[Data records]
****************************************

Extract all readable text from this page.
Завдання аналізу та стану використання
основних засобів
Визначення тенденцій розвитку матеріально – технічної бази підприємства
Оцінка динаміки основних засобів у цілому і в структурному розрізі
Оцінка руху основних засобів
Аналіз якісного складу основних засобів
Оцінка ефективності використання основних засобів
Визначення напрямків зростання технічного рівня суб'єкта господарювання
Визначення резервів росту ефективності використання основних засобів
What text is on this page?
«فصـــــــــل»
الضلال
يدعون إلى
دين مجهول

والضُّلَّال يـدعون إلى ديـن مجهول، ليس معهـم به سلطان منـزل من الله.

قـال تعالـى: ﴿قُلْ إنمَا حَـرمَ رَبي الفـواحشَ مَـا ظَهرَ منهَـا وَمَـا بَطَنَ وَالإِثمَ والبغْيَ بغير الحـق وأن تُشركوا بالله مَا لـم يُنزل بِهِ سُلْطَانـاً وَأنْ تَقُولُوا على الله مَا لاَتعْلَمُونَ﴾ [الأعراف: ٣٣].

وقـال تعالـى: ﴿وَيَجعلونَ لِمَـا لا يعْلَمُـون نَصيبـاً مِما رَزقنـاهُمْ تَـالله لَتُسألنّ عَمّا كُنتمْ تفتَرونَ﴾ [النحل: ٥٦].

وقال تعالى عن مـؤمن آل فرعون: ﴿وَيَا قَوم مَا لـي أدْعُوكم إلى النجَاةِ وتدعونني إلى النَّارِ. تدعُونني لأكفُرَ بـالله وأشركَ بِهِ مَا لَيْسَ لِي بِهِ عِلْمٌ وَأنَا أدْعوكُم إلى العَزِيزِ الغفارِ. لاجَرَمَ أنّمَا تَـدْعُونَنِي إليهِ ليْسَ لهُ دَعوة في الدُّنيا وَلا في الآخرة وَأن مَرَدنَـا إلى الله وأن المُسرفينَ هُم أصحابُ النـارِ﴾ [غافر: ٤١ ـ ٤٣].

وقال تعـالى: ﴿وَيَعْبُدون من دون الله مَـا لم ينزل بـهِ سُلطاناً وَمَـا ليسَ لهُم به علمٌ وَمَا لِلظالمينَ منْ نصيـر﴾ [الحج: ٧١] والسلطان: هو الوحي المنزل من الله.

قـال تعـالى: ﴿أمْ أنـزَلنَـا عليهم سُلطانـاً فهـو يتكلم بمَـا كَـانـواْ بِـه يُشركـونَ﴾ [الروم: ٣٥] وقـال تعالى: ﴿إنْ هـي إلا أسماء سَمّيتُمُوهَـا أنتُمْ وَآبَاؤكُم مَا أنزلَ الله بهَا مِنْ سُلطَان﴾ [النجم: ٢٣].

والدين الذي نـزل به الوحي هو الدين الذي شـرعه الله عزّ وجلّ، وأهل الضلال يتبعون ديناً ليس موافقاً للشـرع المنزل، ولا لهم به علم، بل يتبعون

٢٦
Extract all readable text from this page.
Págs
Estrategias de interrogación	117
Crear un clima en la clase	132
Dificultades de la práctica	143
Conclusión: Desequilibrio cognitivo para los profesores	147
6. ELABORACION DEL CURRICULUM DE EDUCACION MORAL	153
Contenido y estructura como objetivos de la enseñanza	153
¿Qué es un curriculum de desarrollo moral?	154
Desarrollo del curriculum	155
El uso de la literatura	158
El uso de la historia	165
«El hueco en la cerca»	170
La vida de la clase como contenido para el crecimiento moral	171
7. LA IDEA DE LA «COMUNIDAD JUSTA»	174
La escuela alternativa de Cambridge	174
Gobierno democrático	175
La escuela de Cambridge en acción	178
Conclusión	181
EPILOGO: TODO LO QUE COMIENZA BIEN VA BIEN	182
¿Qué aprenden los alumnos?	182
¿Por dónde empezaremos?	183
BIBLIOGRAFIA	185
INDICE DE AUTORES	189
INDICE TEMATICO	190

****************************************

Reproduce every line of the data verbatim.

Extract all readable text from this page.
Завдання аналізу та стану використання
основних засобів
Визначення тенденцій розвитку матеріально – технічної бази підприємства
Оцінка динаміки основних засобів у цілому і в структурному розрізі
Оцінка руху основних засобів
Аналіз якісного складу основних засобів
Оцінка ефективності використання основних засобів
Визначення напрямків зростання технічного рівня суб'єкта господарювання
Визначення резервів росту ефективності використання основних засобів
What text is on this page?
«فصـــــــــل»
الضلال
يدعون إلى
دين مجهول

والضُّلَّال يـدعون إلى ديـن مجهول، ليس معهـم به سلطان منـزل من الله.

قـال تعالـى: ﴿قُلْ إنمَا حَـرمَ رَبي الفـواحشَ مَـا ظَهرَ منهَـا وَمَـا بَطَنَ وَالإِثمَ والبغْيَ بغير الحـق وأن تُشركوا بالله مَا لـم يُنزل بِهِ سُلْطَانـاً وَأنْ تَقُولُوا على الله مَا لاَتعْلَمُونَ﴾ [الأعراف: ٣٣].

وقـال تعالـى: ﴿وَيَجعلونَ لِمَـا لا يعْلَمُـون نَصيبـاً مِما رَزقنـاهُمْ تَـالله لَتُسألنّ عَمّا كُنتمْ تفتَرونَ﴾ [النحل: ٥٦].

وقال تعالى عن مـؤمن آل فرعون: ﴿وَيَا قَوم مَا لـي أدْعُوكم إلى النجَاةِ وتدعونني إلى النَّارِ. تدعُونني لأكفُرَ بـالله وأشركَ بِهِ مَا لَيْسَ لِي بِهِ عِلْمٌ وَأنَا أدْعوكُم إلى العَزِيزِ الغفارِ. لاجَرَمَ أنّمَا تَـدْعُونَنِي إليهِ ليْسَ لهُ دَعوة في الدُّنيا وَلا في الآخرة وَأن مَرَدنَـا إلى الله وأن المُسرفينَ هُم أصحابُ النـارِ﴾ [غافر: ٤١ ـ ٤٣].

وقال تعـالى: ﴿وَيَعْبُدون من دون الله مَـا لم ينزل بـهِ سُلطاناً وَمَـا ليسَ لهُم به علمٌ وَمَا لِلظالمينَ منْ نصيـر﴾ [الحج: ٧١] والسلطان: هو الوحي المنزل من الله.

قـال تعـالى: ﴿أمْ أنـزَلنَـا عليهم سُلطانـاً فهـو يتكلم بمَـا كَـانـواْ بِـه يُشركـونَ﴾ [الروم: ٣٥] وقـال تعالى: ﴿إنْ هـي إلا أسماء سَمّيتُمُوهَـا أنتُمْ وَآبَاؤكُم مَا أنزلَ الله بهَا مِنْ سُلطَان﴾ [النجم: ٢٣].

والدين الذي نـزل به الوحي هو الدين الذي شـرعه الله عزّ وجلّ، وأهل الضلال يتبعون ديناً ليس موافقاً للشـرع المنزل، ولا لهم به علم، بل يتبعون

٢٦
Extract all readable text from this page.
Págs
Estrategias de interrogación	117
Crear un clima en la clase	132
Dificultades de la práctica	143
Conclusión: Desequilibrio cognitivo para los profesores	147
6. ELABORACION DEL CURRICULUM DE EDUCACION MORAL	153
Contenido y estructura como objetivos de la enseñanza	153
¿Qué es un curriculum de desarrollo moral?	154
Desarrollo del curriculum	155
El uso de la literatura	158
El uso de la historia	165
«El hueco en la cerca»	170
La vida de la clase como contenido para el crecimiento moral	171
7. LA IDEA DE LA «COMUNIDAD JUSTA»	174
La escuela alternativa de Cambridge	174
Gobierno democrático	175
La escuela de Cambridge en acción	178
Conclusión	181
EPILOGO: TODO LO QUE COMIENZA BIEN VA BIEN	182
¿Qué aprenden los alumnos?	182
¿Por dónde empezaremos?	183
BIBLIOGRAFIA	185
INDICE DE AUTORES	189
INDICE TEMATICO	190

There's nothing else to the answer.